- Records from a collection -
_ _ _ _ _ _ _

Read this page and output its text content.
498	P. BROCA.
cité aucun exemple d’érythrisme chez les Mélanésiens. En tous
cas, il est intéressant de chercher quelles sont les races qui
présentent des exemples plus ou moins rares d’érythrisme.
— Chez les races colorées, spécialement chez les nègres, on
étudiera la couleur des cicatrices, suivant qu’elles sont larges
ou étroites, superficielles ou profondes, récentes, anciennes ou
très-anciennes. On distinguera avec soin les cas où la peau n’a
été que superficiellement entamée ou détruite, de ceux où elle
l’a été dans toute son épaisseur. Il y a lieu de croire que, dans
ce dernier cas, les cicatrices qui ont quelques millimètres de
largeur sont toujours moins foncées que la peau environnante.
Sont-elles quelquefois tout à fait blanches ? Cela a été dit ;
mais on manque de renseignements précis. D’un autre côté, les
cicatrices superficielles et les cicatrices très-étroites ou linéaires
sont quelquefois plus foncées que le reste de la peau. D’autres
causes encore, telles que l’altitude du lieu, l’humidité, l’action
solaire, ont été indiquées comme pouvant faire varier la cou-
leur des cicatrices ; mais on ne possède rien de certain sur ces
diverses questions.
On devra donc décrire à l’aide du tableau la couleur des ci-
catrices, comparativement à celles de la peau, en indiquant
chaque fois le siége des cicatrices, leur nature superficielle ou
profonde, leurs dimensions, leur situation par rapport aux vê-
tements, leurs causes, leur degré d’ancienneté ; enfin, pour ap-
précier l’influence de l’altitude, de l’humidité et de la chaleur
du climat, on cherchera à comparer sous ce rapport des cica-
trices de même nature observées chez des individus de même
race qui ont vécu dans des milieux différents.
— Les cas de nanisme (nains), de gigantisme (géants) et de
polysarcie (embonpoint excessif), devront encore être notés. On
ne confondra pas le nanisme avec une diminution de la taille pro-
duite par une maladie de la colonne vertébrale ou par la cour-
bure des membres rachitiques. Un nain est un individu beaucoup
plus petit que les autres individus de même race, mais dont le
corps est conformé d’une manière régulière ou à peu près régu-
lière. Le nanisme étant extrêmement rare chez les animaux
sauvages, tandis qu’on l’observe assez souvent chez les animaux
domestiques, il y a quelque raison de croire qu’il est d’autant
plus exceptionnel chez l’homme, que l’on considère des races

_ _ _ _ _ _ _

- Problem requirements -
Extract the whole listing, character for character.

- The response -
Read this page and output its text content.
498	P. BROCA.
cité aucun exemple d’érythrisme chez les Mélanésiens. En tous
cas, il est intéressant de chercher quelles sont les races qui
présentent des exemples plus ou moins rares d’érythrisme.
— Chez les races colorées, spécialement chez les nègres, on
étudiera la couleur des cicatrices, suivant qu’elles sont larges
ou étroites, superficielles ou profondes, récentes, anciennes ou
très-anciennes. On distinguera avec soin les cas où la peau n’a
été que superficiellement entamée ou détruite, de ceux où elle
l’a été dans toute son épaisseur. Il y a lieu de croire que, dans
ce dernier cas, les cicatrices qui ont quelques millimètres de
largeur sont toujours moins foncées que la peau environnante.
Sont-elles quelquefois tout à fait blanches ? Cela a été dit ;
mais on manque de renseignements précis. D’un autre côté, les
cicatrices superficielles et les cicatrices très-étroites ou linéaires
sont quelquefois plus foncées que le reste de la peau. D’autres
causes encore, telles que l’altitude du lieu, l’humidité, l’action
solaire, ont été indiquées comme pouvant faire varier la cou-
leur des cicatrices ; mais on ne possède rien de certain sur ces
diverses questions.
On devra donc décrire à l’aide du tableau la couleur des ci-
catrices, comparativement à celles de la peau, en indiquant
chaque fois le siége des cicatrices, leur nature superficielle ou
profonde, leurs dimensions, leur situation par rapport aux vê-
tements, leurs causes, leur degré d’ancienneté ; enfin, pour ap-
précier l’influence de l’altitude, de l’humidité et de la chaleur
du climat, on cherchera à comparer sous ce rapport des cica-
trices de même nature observées chez des individus de même
race qui ont vécu dans des milieux différents.
— Les cas de nanisme (nains), de gigantisme (géants) et de
polysarcie (embonpoint excessif), devront encore être notés. On
ne confondra pas le nanisme avec une diminution de la taille pro-
duite par une maladie de la colonne vertébrale ou par la cour-
bure des membres rachitiques. Un nain est un individu beaucoup
plus petit que les autres individus de même race, mais dont le
corps est conformé d’une manière régulière ou à peu près régu-
lière. Le nanisme étant extrêmement rare chez les animaux
sauvages, tandis qu’on l’observe assez souvent chez les animaux
domestiques, il y a quelque raison de croire qu’il est d’autant
plus exceptionnel chez l’homme, que l’on considère des races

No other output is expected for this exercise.